> _Problem to work on_: Write out each line beneath this one exactly as it reads.

--- Start Task input ---

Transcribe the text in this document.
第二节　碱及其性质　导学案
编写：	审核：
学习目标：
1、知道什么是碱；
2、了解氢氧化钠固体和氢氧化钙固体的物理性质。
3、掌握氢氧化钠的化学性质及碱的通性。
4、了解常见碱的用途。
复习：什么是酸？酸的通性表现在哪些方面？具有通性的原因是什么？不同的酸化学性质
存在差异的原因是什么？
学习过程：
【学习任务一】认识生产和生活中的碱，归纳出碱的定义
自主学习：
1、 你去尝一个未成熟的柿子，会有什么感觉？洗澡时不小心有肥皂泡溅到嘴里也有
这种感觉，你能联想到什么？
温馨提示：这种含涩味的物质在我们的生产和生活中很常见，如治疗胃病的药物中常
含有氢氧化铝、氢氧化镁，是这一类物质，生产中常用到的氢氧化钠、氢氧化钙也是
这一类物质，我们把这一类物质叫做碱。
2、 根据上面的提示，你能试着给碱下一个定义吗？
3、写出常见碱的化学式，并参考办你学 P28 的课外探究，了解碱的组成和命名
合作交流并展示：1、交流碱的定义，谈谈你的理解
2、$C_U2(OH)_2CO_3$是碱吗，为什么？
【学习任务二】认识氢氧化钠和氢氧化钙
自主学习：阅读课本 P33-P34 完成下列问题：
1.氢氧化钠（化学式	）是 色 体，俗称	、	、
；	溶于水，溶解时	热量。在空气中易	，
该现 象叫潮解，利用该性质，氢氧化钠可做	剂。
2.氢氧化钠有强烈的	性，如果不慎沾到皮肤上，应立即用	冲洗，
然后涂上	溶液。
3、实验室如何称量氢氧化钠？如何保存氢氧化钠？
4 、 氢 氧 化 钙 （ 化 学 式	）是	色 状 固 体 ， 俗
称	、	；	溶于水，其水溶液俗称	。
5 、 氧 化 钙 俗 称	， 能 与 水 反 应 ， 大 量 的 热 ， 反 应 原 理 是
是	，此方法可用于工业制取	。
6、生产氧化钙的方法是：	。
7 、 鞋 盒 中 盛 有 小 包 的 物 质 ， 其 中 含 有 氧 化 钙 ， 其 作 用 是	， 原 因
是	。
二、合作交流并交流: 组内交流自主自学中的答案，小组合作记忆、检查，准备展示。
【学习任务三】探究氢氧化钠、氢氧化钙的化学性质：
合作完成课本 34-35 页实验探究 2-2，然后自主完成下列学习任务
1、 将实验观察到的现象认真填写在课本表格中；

--- End Task input ---

> _Answer below_:
Transcribe the text in this document.
第二节　碱及其性质　导学案
编写：	审核：
学习目标：
1、知道什么是碱；
2、了解氢氧化钠固体和氢氧化钙固体的物理性质。
3、掌握氢氧化钠的化学性质及碱的通性。
4、了解常见碱的用途。
复习：什么是酸？酸的通性表现在哪些方面？具有通性的原因是什么？不同的酸化学性质
存在差异的原因是什么？
学习过程：
【学习任务一】认识生产和生活中的碱，归纳出碱的定义
自主学习：
1、 你去尝一个未成熟的柿子，会有什么感觉？洗澡时不小心有肥皂泡溅到嘴里也有
这种感觉，你能联想到什么？
温馨提示：这种含涩味的物质在我们的生产和生活中很常见，如治疗胃病的药物中常
含有氢氧化铝、氢氧化镁，是这一类物质，生产中常用到的氢氧化钠、氢氧化钙也是
这一类物质，我们把这一类物质叫做碱。
2、 根据上面的提示，你能试着给碱下一个定义吗？
3、写出常见碱的化学式，并参考办你学 P28 的课外探究，了解碱的组成和命名
合作交流并展示：1、交流碱的定义，谈谈你的理解
2、$C_U2(OH)_2CO_3$是碱吗，为什么？
【学习任务二】认识氢氧化钠和氢氧化钙
自主学习：阅读课本 P33-P34 完成下列问题：
1.氢氧化钠（化学式	）是 色 体，俗称	、	、
；	溶于水，溶解时	热量。在空气中易	，
该现 象叫潮解，利用该性质，氢氧化钠可做	剂。
2.氢氧化钠有强烈的	性，如果不慎沾到皮肤上，应立即用	冲洗，
然后涂上	溶液。
3、实验室如何称量氢氧化钠？如何保存氢氧化钠？
4 、 氢 氧 化 钙 （ 化 学 式	）是	色 状 固 体 ， 俗
称	、	；	溶于水，其水溶液俗称	。
5 、 氧 化 钙 俗 称	， 能 与 水 反 应 ， 大 量 的 热 ， 反 应 原 理 是
是	，此方法可用于工业制取	。
6、生产氧化钙的方法是：	。
7 、 鞋 盒 中 盛 有 小 包 的 物 质 ， 其 中 含 有 氧 化 钙 ， 其 作 用 是	， 原 因
是	。
二、合作交流并交流: 组内交流自主自学中的答案，小组合作记忆、检查，准备展示。
【学习任务三】探究氢氧化钠、氢氧化钙的化学性质：
合作完成课本 34-35 页实验探究 2-2，然后自主完成下列学习任务
1、 将实验观察到的现象认真填写在课本表格中；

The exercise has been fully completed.